*** AVAILABLE RECORDS

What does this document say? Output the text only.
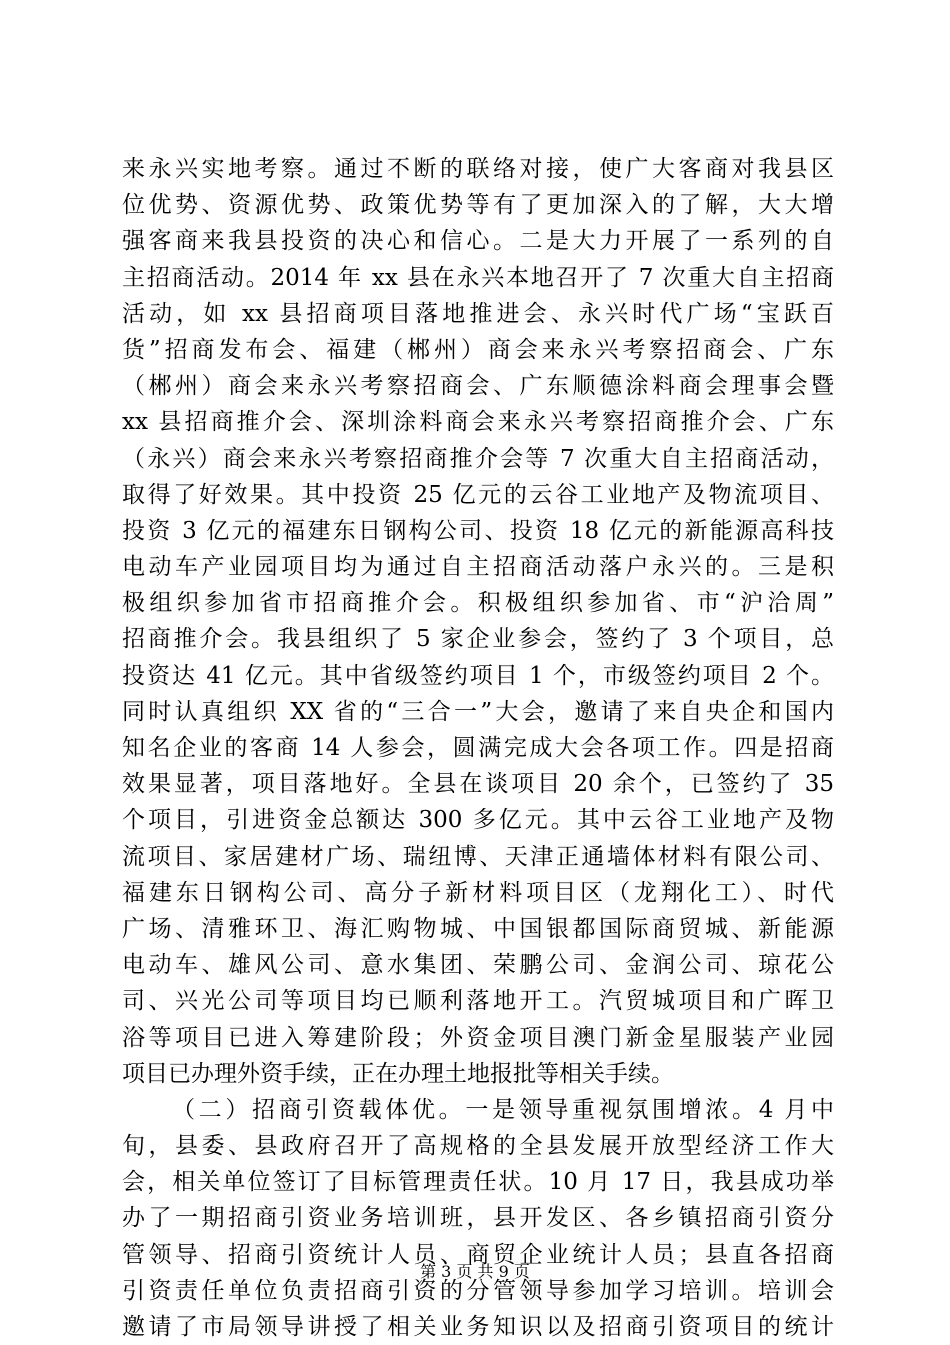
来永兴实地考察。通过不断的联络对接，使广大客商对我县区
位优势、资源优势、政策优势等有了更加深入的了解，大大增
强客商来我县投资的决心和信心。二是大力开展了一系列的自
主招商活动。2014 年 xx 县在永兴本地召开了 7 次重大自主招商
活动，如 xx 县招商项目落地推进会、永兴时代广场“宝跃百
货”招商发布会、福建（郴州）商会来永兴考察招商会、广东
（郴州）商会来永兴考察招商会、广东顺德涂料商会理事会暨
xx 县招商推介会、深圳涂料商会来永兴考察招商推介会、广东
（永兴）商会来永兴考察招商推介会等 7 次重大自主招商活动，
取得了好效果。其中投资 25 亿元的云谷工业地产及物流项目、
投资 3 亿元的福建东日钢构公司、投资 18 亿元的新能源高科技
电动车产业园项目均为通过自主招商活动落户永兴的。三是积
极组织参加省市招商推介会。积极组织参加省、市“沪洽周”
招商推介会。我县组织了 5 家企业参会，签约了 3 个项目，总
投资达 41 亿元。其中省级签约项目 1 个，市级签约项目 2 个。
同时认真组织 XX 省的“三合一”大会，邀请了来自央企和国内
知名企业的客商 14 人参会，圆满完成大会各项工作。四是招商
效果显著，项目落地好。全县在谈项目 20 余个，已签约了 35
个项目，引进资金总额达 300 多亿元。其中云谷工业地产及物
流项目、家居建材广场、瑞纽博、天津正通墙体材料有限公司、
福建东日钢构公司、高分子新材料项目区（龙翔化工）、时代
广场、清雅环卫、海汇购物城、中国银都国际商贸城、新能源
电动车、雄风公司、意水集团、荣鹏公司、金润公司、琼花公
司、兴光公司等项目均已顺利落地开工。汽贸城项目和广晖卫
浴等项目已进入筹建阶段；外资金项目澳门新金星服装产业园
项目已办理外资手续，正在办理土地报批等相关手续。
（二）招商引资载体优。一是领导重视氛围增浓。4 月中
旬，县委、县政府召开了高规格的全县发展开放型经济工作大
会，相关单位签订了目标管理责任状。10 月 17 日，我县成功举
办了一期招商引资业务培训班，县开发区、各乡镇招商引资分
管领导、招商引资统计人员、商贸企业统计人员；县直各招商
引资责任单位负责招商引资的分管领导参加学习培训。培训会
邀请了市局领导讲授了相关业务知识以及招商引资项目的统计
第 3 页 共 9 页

******

* DIRECTIVE
Repeat verbatim all the material, but not the pictures.

* FINISHED TASK
What does this document say? Output the text only.
来永兴实地考察。通过不断的联络对接，使广大客商对我县区
位优势、资源优势、政策优势等有了更加深入的了解，大大增
强客商来我县投资的决心和信心。二是大力开展了一系列的自
主招商活动。2014 年 xx 县在永兴本地召开了 7 次重大自主招商
活动，如 xx 县招商项目落地推进会、永兴时代广场“宝跃百
货”招商发布会、福建（郴州）商会来永兴考察招商会、广东
（郴州）商会来永兴考察招商会、广东顺德涂料商会理事会暨
xx 县招商推介会、深圳涂料商会来永兴考察招商推介会、广东
（永兴）商会来永兴考察招商推介会等 7 次重大自主招商活动，
取得了好效果。其中投资 25 亿元的云谷工业地产及物流项目、
投资 3 亿元的福建东日钢构公司、投资 18 亿元的新能源高科技
电动车产业园项目均为通过自主招商活动落户永兴的。三是积
极组织参加省市招商推介会。积极组织参加省、市“沪洽周”
招商推介会。我县组织了 5 家企业参会，签约了 3 个项目，总
投资达 41 亿元。其中省级签约项目 1 个，市级签约项目 2 个。
同时认真组织 XX 省的“三合一”大会，邀请了来自央企和国内
知名企业的客商 14 人参会，圆满完成大会各项工作。四是招商
效果显著，项目落地好。全县在谈项目 20 余个，已签约了 35
个项目，引进资金总额达 300 多亿元。其中云谷工业地产及物
流项目、家居建材广场、瑞纽博、天津正通墙体材料有限公司、
福建东日钢构公司、高分子新材料项目区（龙翔化工）、时代
广场、清雅环卫、海汇购物城、中国银都国际商贸城、新能源
电动车、雄风公司、意水集团、荣鹏公司、金润公司、琼花公
司、兴光公司等项目均已顺利落地开工。汽贸城项目和广晖卫
浴等项目已进入筹建阶段；外资金项目澳门新金星服装产业园
项目已办理外资手续，正在办理土地报批等相关手续。
（二）招商引资载体优。一是领导重视氛围增浓。4 月中
旬，县委、县政府召开了高规格的全县发展开放型经济工作大
会，相关单位签订了目标管理责任状。10 月 17 日，我县成功举
办了一期招商引资业务培训班，县开发区、各乡镇招商引资分
管领导、招商引资统计人员、商贸企业统计人员；县直各招商
引资责任单位负责招商引资的分管领导参加学习培训。培训会
邀请了市局领导讲授了相关业务知识以及招商引资项目的统计
第 3 页 共 9 页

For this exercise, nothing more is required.